>>>

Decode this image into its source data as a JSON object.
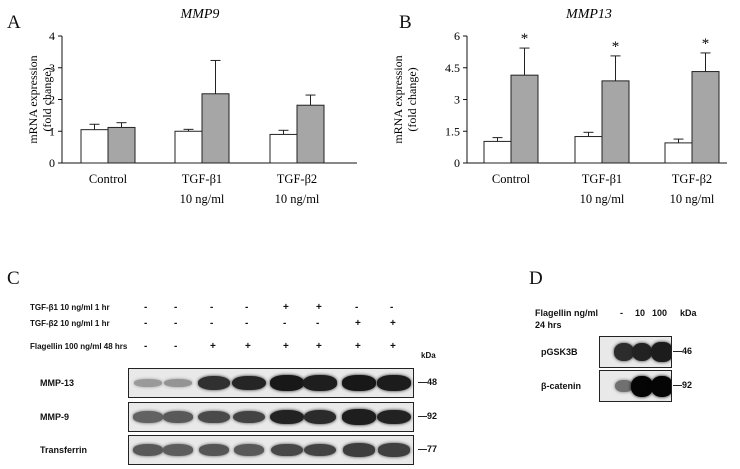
{
  "panel_labels": {
    "a": "A",
    "b": "B",
    "c": "C",
    "d": "D"
  },
  "chart_data": [
    {
      "type": "bar",
      "panel": "A",
      "title": "MMP9",
      "ylabel": "mRNA expression (fold change)",
      "ylabel_lines": [
        "mRNA expression",
        "(fold change)"
      ],
      "categories": [
        "Control",
        "TGF-β1 10 ng/ml",
        "TGF-β2 10 ng/ml"
      ],
      "category_lines": [
        [
          "Control"
        ],
        [
          "TGF-β1",
          "10 ng/ml"
        ],
        [
          "TGF-β2",
          "10 ng/ml"
        ]
      ],
      "yticks": [
        "0",
        "1",
        "2",
        "3",
        "4"
      ],
      "ylim": [
        0,
        4
      ],
      "series": [
        {
          "values": [
            1.05,
            1.0,
            0.9
          ],
          "errors": [
            0.17,
            0.06,
            0.13
          ],
          "color": "#ffffff"
        },
        {
          "values": [
            1.12,
            2.18,
            1.82
          ],
          "errors": [
            0.15,
            1.05,
            0.32
          ],
          "color": "#a6a6a6"
        }
      ],
      "significance": [
        "",
        "",
        ""
      ],
      "grid": false
    },
    {
      "type": "bar",
      "panel": "B",
      "title": "MMP13",
      "ylabel": "mRNA expression (fold change)",
      "ylabel_lines": [
        "mRNA expression",
        "(fold change)"
      ],
      "categories": [
        "Control",
        "TGF-β1 10 ng/ml",
        "TGF-β2 10 ng/ml"
      ],
      "category_lines": [
        [
          "Control"
        ],
        [
          "TGF-β1",
          "10 ng/ml"
        ],
        [
          "TGF-β2",
          "10 ng/ml"
        ]
      ],
      "yticks": [
        "0",
        "1.5",
        "3",
        "4.5",
        "6"
      ],
      "ylim": [
        0,
        6
      ],
      "series": [
        {
          "values": [
            1.02,
            1.25,
            0.95
          ],
          "errors": [
            0.18,
            0.2,
            0.18
          ],
          "color": "#ffffff"
        },
        {
          "values": [
            4.15,
            3.88,
            4.32
          ],
          "errors": [
            1.28,
            1.18,
            0.88
          ],
          "color": "#a6a6a6"
        }
      ],
      "significance": [
        "*",
        "*",
        "*"
      ],
      "grid": false
    }
  ],
  "blot_c": {
    "conditions": [
      {
        "label": "TGF-β1 10 ng/ml 1 hr",
        "signs": [
          "-",
          "-",
          "-",
          "-",
          "+",
          "+",
          "-",
          "-"
        ]
      },
      {
        "label": "TGF-β2 10 ng/ml 1 hr",
        "signs": [
          "-",
          "-",
          "-",
          "-",
          "-",
          "-",
          "+",
          "+"
        ]
      },
      {
        "label": "Flagellin 100 ng/ml 48 hrs",
        "signs": [
          "-",
          "-",
          "+",
          "+",
          "+",
          "+",
          "+",
          "+"
        ]
      }
    ],
    "kda_header": "kDa",
    "rows": [
      {
        "label": "MMP-13",
        "kda": "48",
        "intensity": [
          0.25,
          0.28,
          0.82,
          0.88,
          0.95,
          0.92,
          0.95,
          0.93
        ]
      },
      {
        "label": "MMP-9",
        "kda": "92",
        "intensity": [
          0.55,
          0.6,
          0.68,
          0.72,
          0.9,
          0.85,
          0.92,
          0.9
        ]
      },
      {
        "label": "Transferrin",
        "kda": "77",
        "intensity": [
          0.6,
          0.58,
          0.62,
          0.6,
          0.7,
          0.72,
          0.75,
          0.74
        ]
      }
    ]
  },
  "blot_d": {
    "header_line1": "Flagellin ng/ml",
    "header_line2": "24 hrs",
    "lanes": [
      "-",
      "10",
      "100"
    ],
    "kda_header": "kDa",
    "rows": [
      {
        "label": "pGSK3B",
        "kda": "46",
        "intensity": [
          0.8,
          0.85,
          0.88
        ]
      },
      {
        "label": "β-catenin",
        "kda": "92",
        "intensity": [
          0.45,
          1.0,
          1.0
        ]
      }
    ]
  }
}
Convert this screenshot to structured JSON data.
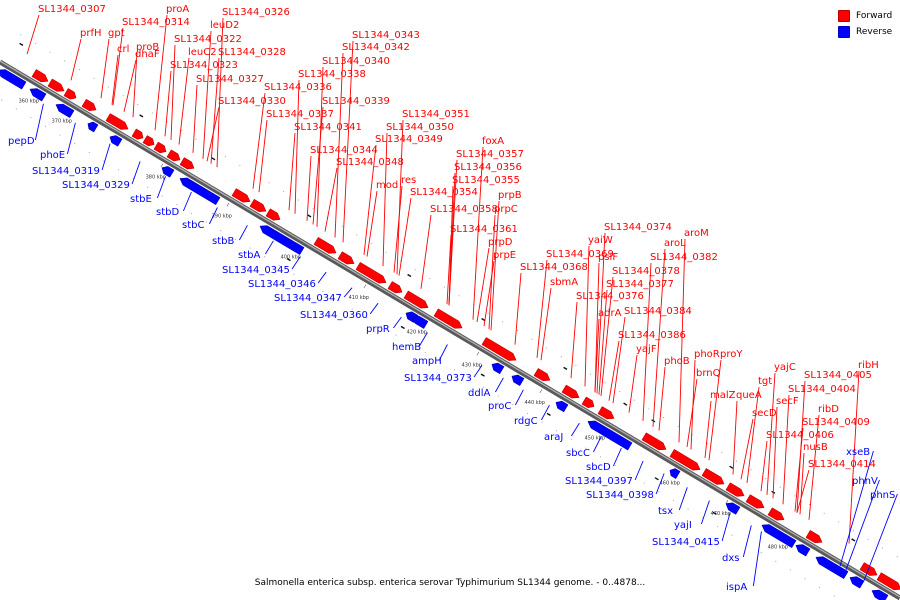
{
  "legend": {
    "forward_label": "Forward",
    "reverse_label": "Reverse",
    "forward_color": "#ff0000",
    "reverse_color": "#0000ff"
  },
  "caption": "Salmonella enterica subsp. enterica serovar Typhimurium SL1344 genome. - 0..4878...",
  "scale_ticks": [
    "360 kbp",
    "370 kbp",
    "380 kbp",
    "390 kbp",
    "400 kbp",
    "410 kbp",
    "420 kbp",
    "430 kbp",
    "440 kbp",
    "450 kbp",
    "460 kbp",
    "470 kbp",
    "480 kbp"
  ],
  "forward_genes": [
    "SL1344_0307",
    "prfH",
    "gpt",
    "crl",
    "proB",
    "proA",
    "SL1344_0314",
    "leuD2",
    "SL1344_0326",
    "SL1344_0322",
    "dhaF",
    "leuC2",
    "SL1344_0328",
    "SL1344_0323",
    "SL1344_0327",
    "SL1344_0330",
    "SL1344_0343",
    "SL1344_0342",
    "SL1344_0340",
    "SL1344_0338",
    "SL1344_0336",
    "SL1344_0339",
    "SL1344_0337",
    "SL1344_0341",
    "SL1344_0344",
    "SL1344_0348",
    "mod",
    "res",
    "SL1344_0351",
    "SL1344_0350",
    "SL1344_0349",
    "foxA",
    "SL1344_0357",
    "SL1344_0356",
    "SL1344_0355",
    "SL1344_0354",
    "SL1344_0358",
    "prpB",
    "prpC",
    "SL1344_0361",
    "prpD",
    "prpE",
    "SL1344_0374",
    "aroM",
    "yaiW",
    "aroL",
    "SL1344_0369",
    "SL1344_0382",
    "SL1344_0368",
    "psiF",
    "SL1344_0378",
    "sbmA",
    "SL1344_0377",
    "SL1344_0376",
    "adrA",
    "SL1344_0384",
    "SL1344_0386",
    "yajF",
    "phoB",
    "phoR",
    "proY",
    "brnQ",
    "yajC",
    "malZ",
    "queA",
    "tgt",
    "ribH",
    "SL1344_0405",
    "SL1344_0404",
    "secF",
    "secD",
    "ribD",
    "SL1344_0409",
    "SL1344_0406",
    "nusB",
    "SL1344_0414"
  ],
  "reverse_genes": [
    "pepD",
    "phoE",
    "SL1344_0319",
    "SL1344_0329",
    "stbE",
    "stbD",
    "stbC",
    "stbB",
    "stbA",
    "SL1344_0345",
    "SL1344_0346",
    "SL1344_0347",
    "SL1344_0360",
    "prpR",
    "hemB",
    "ampH",
    "SL1344_0373",
    "ddlA",
    "proC",
    "rdgC",
    "araJ",
    "sbcC",
    "sbcD",
    "SL1344_0397",
    "SL1344_0398",
    "tsx",
    "yajI",
    "SL1344_0415",
    "dxs",
    "ispA",
    "xseB",
    "phnV",
    "phnS"
  ]
}
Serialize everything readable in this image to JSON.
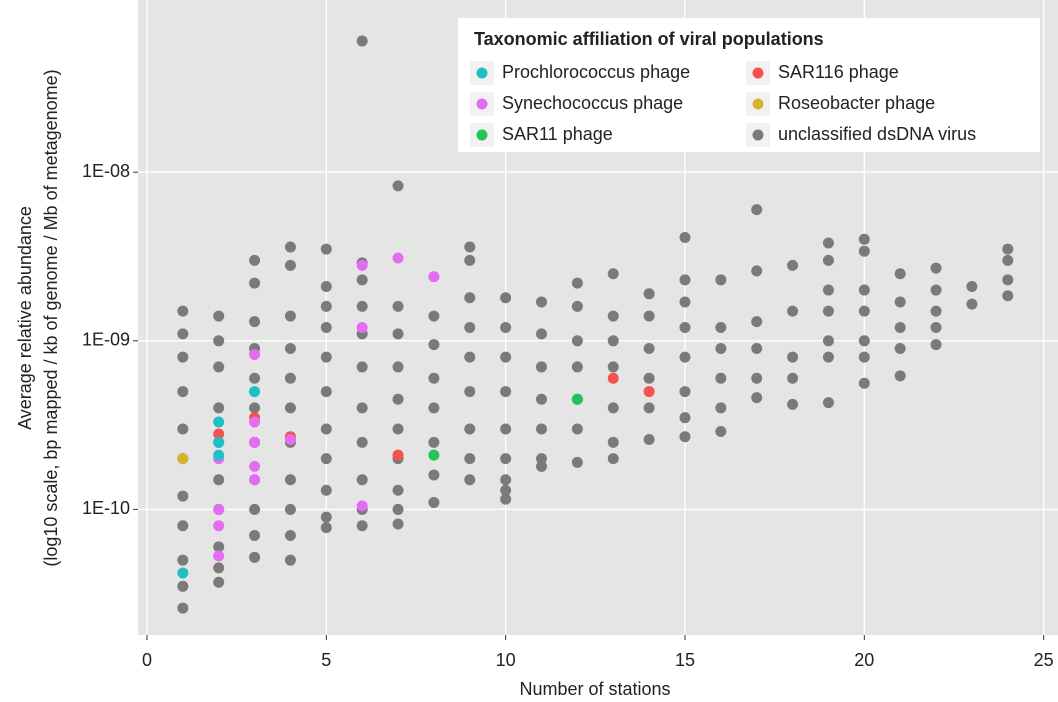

<<<

*DESCRIPTION OF THE TASK*
Once the images are dropped, set down the remaining material word for word.

*ANSWER FOR THE TASK*
Decode this image into its source data as a JSON object.
{
  "panel_labels": {
    "a": "A",
    "b": "B",
    "c": "C",
    "d": "D"
  },
  "chart_data": [
    {
      "type": "bar",
      "panel": "A",
      "title": "MMP9",
      "ylabel": "mRNA expression (fold change)",
      "ylabel_lines": [
        "mRNA expression",
        "(fold change)"
      ],
      "categories": [
        "Control",
        "TGF-β1 10 ng/ml",
        "TGF-β2 10 ng/ml"
      ],
      "category_lines": [
        [
          "Control"
        ],
        [
          "TGF-β1",
          "10 ng/ml"
        ],
        [
          "TGF-β2",
          "10 ng/ml"
        ]
      ],
      "yticks": [
        "0",
        "1",
        "2",
        "3",
        "4"
      ],
      "ylim": [
        0,
        4
      ],
      "series": [
        {
          "values": [
            1.05,
            1.0,
            0.9
          ],
          "errors": [
            0.17,
            0.06,
            0.13
          ],
          "color": "#ffffff"
        },
        {
          "values": [
            1.12,
            2.18,
            1.82
          ],
          "errors": [
            0.15,
            1.05,
            0.32
          ],
          "color": "#a6a6a6"
        }
      ],
      "significance": [
        "",
        "",
        ""
      ],
      "grid": false
    },
    {
      "type": "bar",
      "panel": "B",
      "title": "MMP13",
      "ylabel": "mRNA expression (fold change)",
      "ylabel_lines": [
        "mRNA expression",
        "(fold change)"
      ],
      "categories": [
        "Control",
        "TGF-β1 10 ng/ml",
        "TGF-β2 10 ng/ml"
      ],
      "category_lines": [
        [
          "Control"
        ],
        [
          "TGF-β1",
          "10 ng/ml"
        ],
        [
          "TGF-β2",
          "10 ng/ml"
        ]
      ],
      "yticks": [
        "0",
        "1.5",
        "3",
        "4.5",
        "6"
      ],
      "ylim": [
        0,
        6
      ],
      "series": [
        {
          "values": [
            1.02,
            1.25,
            0.95
          ],
          "errors": [
            0.18,
            0.2,
            0.18
          ],
          "color": "#ffffff"
        },
        {
          "values": [
            4.15,
            3.88,
            4.32
          ],
          "errors": [
            1.28,
            1.18,
            0.88
          ],
          "color": "#a6a6a6"
        }
      ],
      "significance": [
        "*",
        "*",
        "*"
      ],
      "grid": false
    }
  ],
  "blot_c": {
    "conditions": [
      {
        "label": "TGF-β1 10 ng/ml 1 hr",
        "signs": [
          "-",
          "-",
          "-",
          "-",
          "+",
          "+",
          "-",
          "-"
        ]
      },
      {
        "label": "TGF-β2 10 ng/ml 1 hr",
        "signs": [
          "-",
          "-",
          "-",
          "-",
          "-",
          "-",
          "+",
          "+"
        ]
      },
      {
        "label": "Flagellin 100 ng/ml 48 hrs",
        "signs": [
          "-",
          "-",
          "+",
          "+",
          "+",
          "+",
          "+",
          "+"
        ]
      }
    ],
    "kda_header": "kDa",
    "rows": [
      {
        "label": "MMP-13",
        "kda": "48",
        "intensity": [
          0.25,
          0.28,
          0.82,
          0.88,
          0.95,
          0.92,
          0.95,
          0.93
        ]
      },
      {
        "label": "MMP-9",
        "kda": "92",
        "intensity": [
          0.55,
          0.6,
          0.68,
          0.72,
          0.9,
          0.85,
          0.92,
          0.9
        ]
      },
      {
        "label": "Transferrin",
        "kda": "77",
        "intensity": [
          0.6,
          0.58,
          0.62,
          0.6,
          0.7,
          0.72,
          0.75,
          0.74
        ]
      }
    ]
  },
  "blot_d": {
    "header_line1": "Flagellin ng/ml",
    "header_line2": "24 hrs",
    "lanes": [
      "-",
      "10",
      "100"
    ],
    "kda_header": "kDa",
    "rows": [
      {
        "label": "pGSK3B",
        "kda": "46",
        "intensity": [
          0.8,
          0.85,
          0.88
        ]
      },
      {
        "label": "β-catenin",
        "kda": "92",
        "intensity": [
          0.45,
          1.0,
          1.0
        ]
      }
    ]
  }
}
Convert this screenshot to structured JSON data.
{
  "legend": {
    "forward_label": "Forward",
    "reverse_label": "Reverse",
    "forward_color": "#ff0000",
    "reverse_color": "#0000ff"
  },
  "caption": "Salmonella enterica subsp. enterica serovar Typhimurium SL1344 genome. - 0..4878...",
  "scale_ticks": [
    "360 kbp",
    "370 kbp",
    "380 kbp",
    "390 kbp",
    "400 kbp",
    "410 kbp",
    "420 kbp",
    "430 kbp",
    "440 kbp",
    "450 kbp",
    "460 kbp",
    "470 kbp",
    "480 kbp"
  ],
  "forward_genes": [
    "SL1344_0307",
    "prfH",
    "gpt",
    "crl",
    "proB",
    "proA",
    "SL1344_0314",
    "leuD2",
    "SL1344_0326",
    "SL1344_0322",
    "dhaF",
    "leuC2",
    "SL1344_0328",
    "SL1344_0323",
    "SL1344_0327",
    "SL1344_0330",
    "SL1344_0343",
    "SL1344_0342",
    "SL1344_0340",
    "SL1344_0338",
    "SL1344_0336",
    "SL1344_0339",
    "SL1344_0337",
    "SL1344_0341",
    "SL1344_0344",
    "SL1344_0348",
    "mod",
    "res",
    "SL1344_0351",
    "SL1344_0350",
    "SL1344_0349",
    "foxA",
    "SL1344_0357",
    "SL1344_0356",
    "SL1344_0355",
    "SL1344_0354",
    "SL1344_0358",
    "prpB",
    "prpC",
    "SL1344_0361",
    "prpD",
    "prpE",
    "SL1344_0374",
    "aroM",
    "yaiW",
    "aroL",
    "SL1344_0369",
    "SL1344_0382",
    "SL1344_0368",
    "psiF",
    "SL1344_0378",
    "sbmA",
    "SL1344_0377",
    "SL1344_0376",
    "adrA",
    "SL1344_0384",
    "SL1344_0386",
    "yajF",
    "phoB",
    "phoR",
    "proY",
    "brnQ",
    "yajC",
    "malZ",
    "queA",
    "tgt",
    "ribH",
    "SL1344_0405",
    "SL1344_0404",
    "secF",
    "secD",
    "ribD",
    "SL1344_0409",
    "SL1344_0406",
    "nusB",
    "SL1344_0414"
  ],
  "reverse_genes": [
    "pepD",
    "phoE",
    "SL1344_0319",
    "SL1344_0329",
    "stbE",
    "stbD",
    "stbC",
    "stbB",
    "stbA",
    "SL1344_0345",
    "SL1344_0346",
    "SL1344_0347",
    "SL1344_0360",
    "prpR",
    "hemB",
    "ampH",
    "SL1344_0373",
    "ddlA",
    "proC",
    "rdgC",
    "araJ",
    "sbcC",
    "sbcD",
    "SL1344_0397",
    "SL1344_0398",
    "tsx",
    "yajI",
    "SL1344_0415",
    "dxs",
    "ispA",
    "xseB",
    "phnV",
    "phnS"
  ]
}
Serialize everything readable in this image to JSON.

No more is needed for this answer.